Your instructions —
Collect every line that includes the string "yellow".

--*--

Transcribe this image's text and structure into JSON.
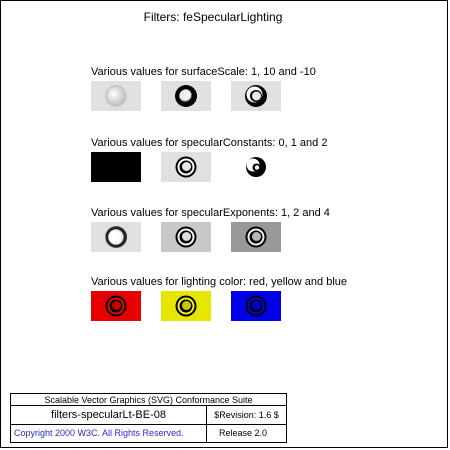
{
  "title": "Filters: feSpecularLighting",
  "sections": [
    {
      "heading": "Various values for surfaceScale: 1, 10 and -10",
      "tiles": [
        "surface-1",
        "surface-10",
        "surface-neg10"
      ]
    },
    {
      "heading": "Various values for specularConstants: 0, 1 and 2",
      "tiles": [
        "const-0",
        "const-1",
        "const-2"
      ]
    },
    {
      "heading": "Various values for specularExponents: 1, 2 and 4",
      "tiles": [
        "exp-1",
        "exp-2",
        "exp-4"
      ]
    },
    {
      "heading": "Various values for lighting color: red, yellow and blue",
      "tiles": [
        "color-red",
        "color-yellow",
        "color-blue"
      ]
    }
  ],
  "colors": {
    "red": "#e60000",
    "yellow": "#e6e600",
    "blue": "#0000e6",
    "link": "#2a2ad6"
  },
  "footer": {
    "suite": "Scalable Vector Graphics (SVG) Conformance Suite",
    "test_name": "filters-specularLt-BE-08",
    "revision": "$Revision: 1.6 $",
    "copyright": "Copyright 2000 W3C. All Rights Reserved.",
    "release": "Release 2.0"
  }
}
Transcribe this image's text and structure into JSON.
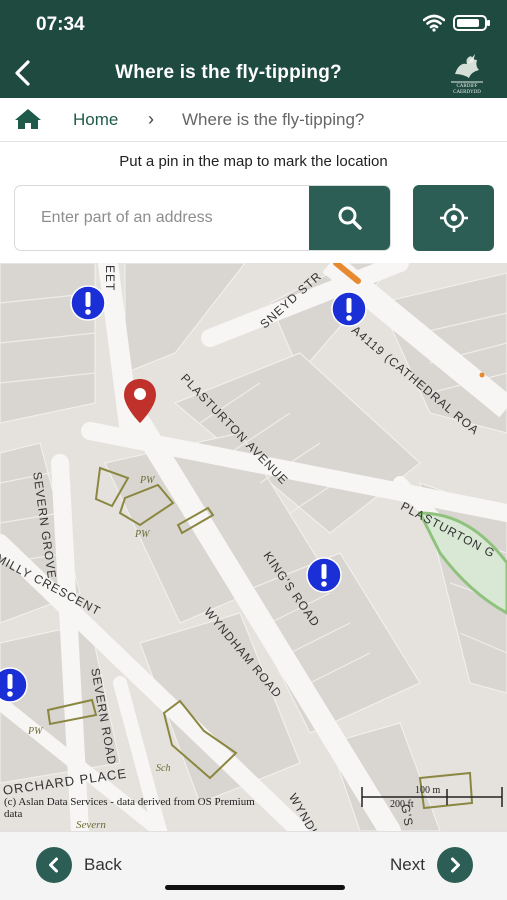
{
  "status_bar": {
    "time": "07:34"
  },
  "header": {
    "title": "Where is the fly-tipping?",
    "logo_text": "CARDIFF CAERDYDD"
  },
  "breadcrumb": {
    "home": "Home",
    "separator": "›",
    "current": "Where is the fly-tipping?"
  },
  "instruction": "Put a pin in the map to mark the location",
  "search": {
    "placeholder": "Enter part of an address",
    "value": ""
  },
  "map": {
    "road_labels": {
      "eet": "EET",
      "sneyd": "SNEYD STR",
      "a4119": "A4119 (CATHEDRAL ROA",
      "plasturton_avenue": "PLASTURTON AVENUE",
      "plasturton_g": "PLASTURTON G",
      "severn_grove": "SEVERN GROVE",
      "milly_crescent": "MILLY CRESCENT",
      "kings_road": "KING'S ROAD",
      "wyndham_road": "WYNDHAM ROAD",
      "severn_road": "SEVERN ROAD",
      "orchard_place": "ORCHARD PLACE",
      "wyndh": "WYNDH",
      "kings_short": "G'S",
      "severn_small": "Severn"
    },
    "pw_labels": [
      "PW",
      "PW",
      "PW"
    ],
    "sch_label": "Sch",
    "attribution": "(c) Aslan Data Services - data derived from OS Premium data",
    "scale": {
      "label_100": "100 m",
      "label_200": "200 ft"
    }
  },
  "footer": {
    "back": "Back",
    "next": "Next"
  },
  "colors": {
    "header": "#1f4a40",
    "button": "#2c5e56",
    "marker": "#1b2fd6",
    "pin": "#c0312b",
    "link": "#1f5a4a"
  },
  "icons": {
    "back": "chevron-left-icon",
    "home": "home-icon",
    "search": "search-icon",
    "locate": "crosshair-icon",
    "report": "exclamation-icon",
    "pin": "map-pin-icon"
  }
}
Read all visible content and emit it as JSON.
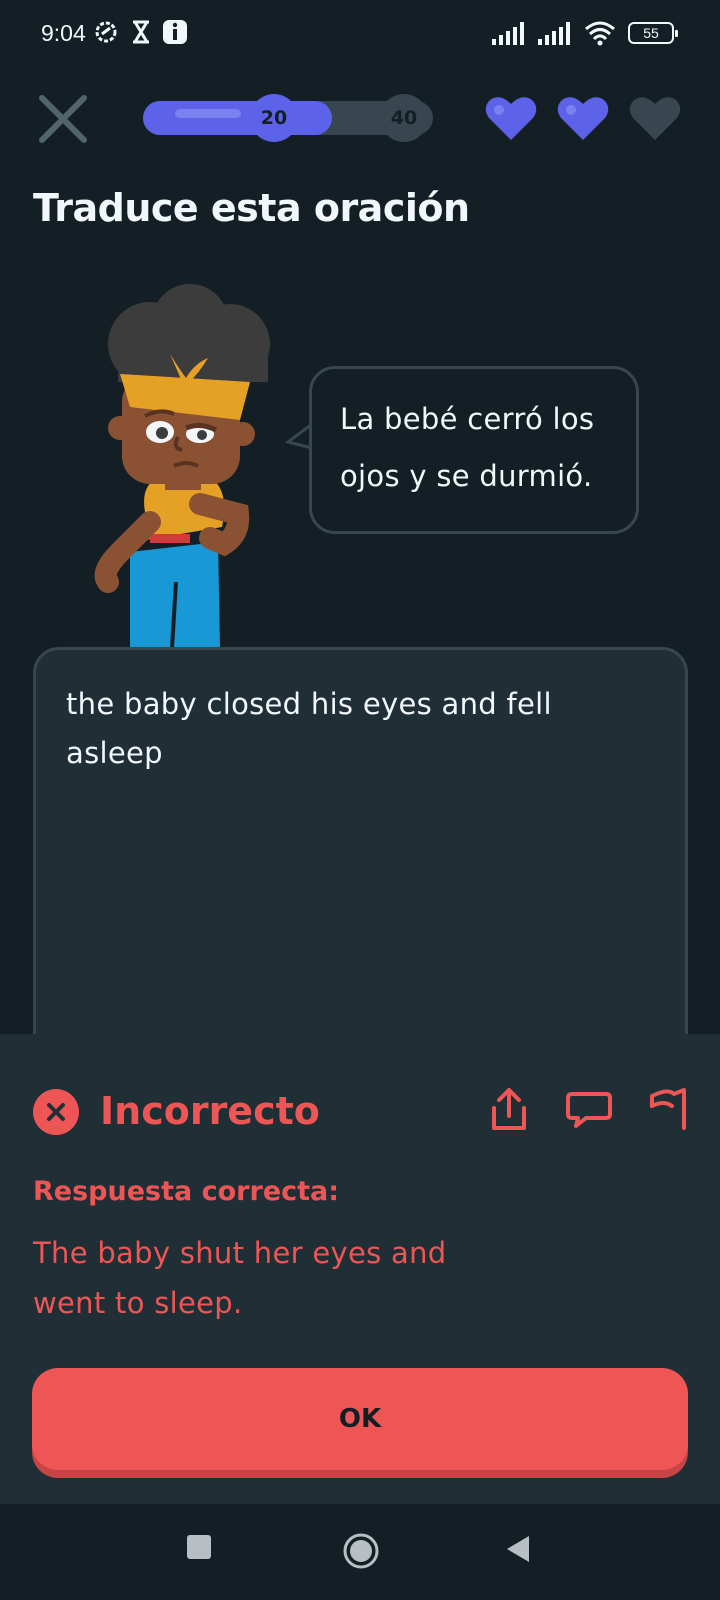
{
  "status_bar": {
    "time": "9:04",
    "battery": "55",
    "left_icons": [
      "settings-sync-icon",
      "hourglass-icon",
      "info-icon"
    ],
    "right_icons": [
      "signal-icon",
      "signal-icon",
      "wifi-icon",
      "battery-icon"
    ]
  },
  "header": {
    "progress": 0.65,
    "milestone_1": "20",
    "milestone_2": "40",
    "hearts_total": 3,
    "hearts_full": 2
  },
  "lesson": {
    "title": "Traduce esta oración",
    "prompt_line1": "La bebé cerró los",
    "prompt_line2": "ojos y se durmió.",
    "answer_line1": "the baby closed his eyes and fell",
    "answer_line2": "asleep"
  },
  "feedback": {
    "title": "Incorrecto",
    "label": "Respuesta correcta:",
    "answer_line1": "The baby shut her eyes and",
    "answer_line2": "went to sleep.",
    "ok_label": "OK",
    "actions": [
      "share-icon",
      "comment-icon",
      "report-flag-icon"
    ]
  },
  "colors": {
    "background": "#131f24",
    "panel": "#202f36",
    "border": "#37464f",
    "accent": "#5d63e8",
    "error": "#ee5555",
    "text": "#f1f7fb"
  }
}
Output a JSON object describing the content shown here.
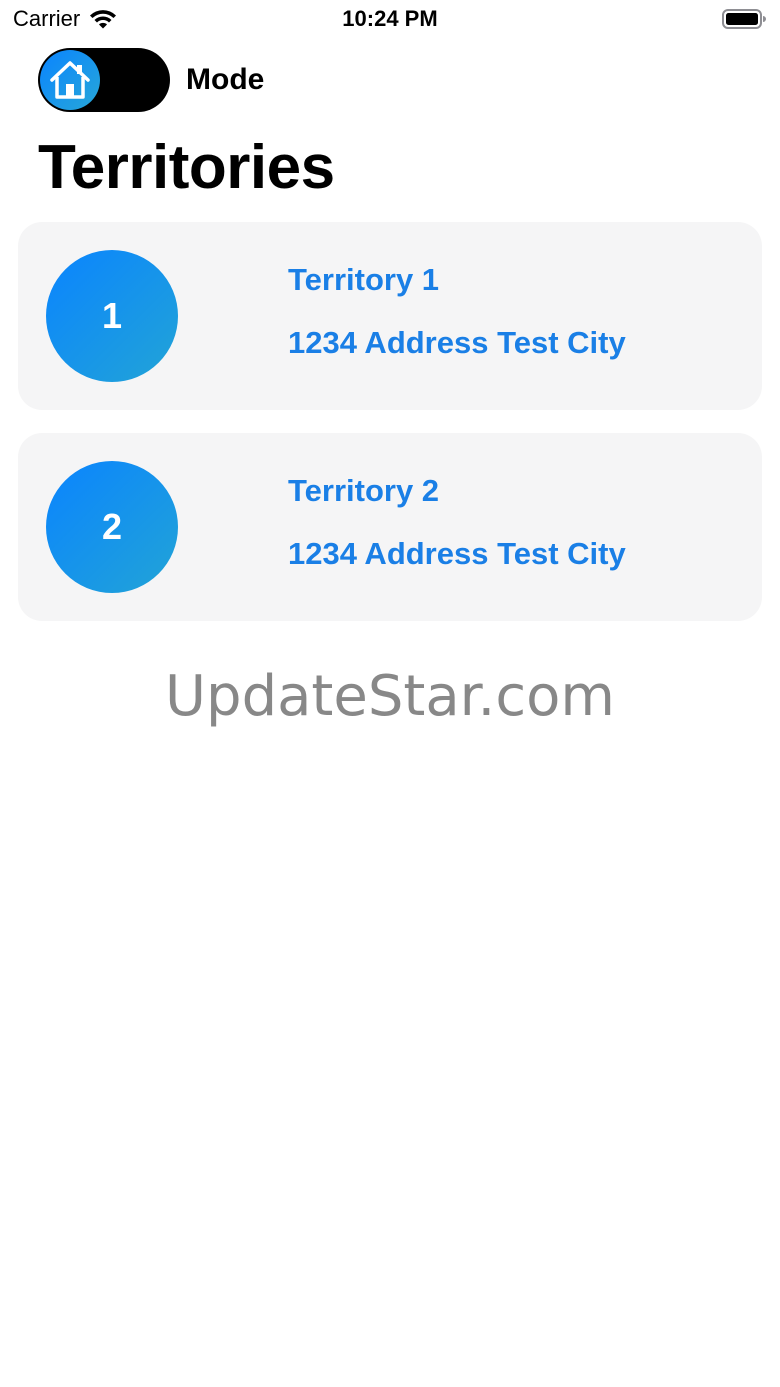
{
  "status_bar": {
    "carrier": "Carrier",
    "time": "10:24 PM"
  },
  "mode": {
    "label": "Mode",
    "toggle_icon": "house-icon"
  },
  "page_title": "Territories",
  "territories": [
    {
      "number": "1",
      "name": "Territory 1",
      "address": "1234 Address Test City"
    },
    {
      "number": "2",
      "name": "Territory 2",
      "address": "1234 Address Test City"
    }
  ],
  "watermark": "UpdateStar.com",
  "colors": {
    "accent": "#1a7fe6",
    "badge_start": "#0a84ff",
    "badge_end": "#22a4d6",
    "card_bg": "#f5f5f6",
    "toggle_track": "#000000"
  }
}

--*--

The answer —
      "heading": "Various values for lighting color: red, yellow and blue",
        "color-yellow",
    "yellow": "#e6e600",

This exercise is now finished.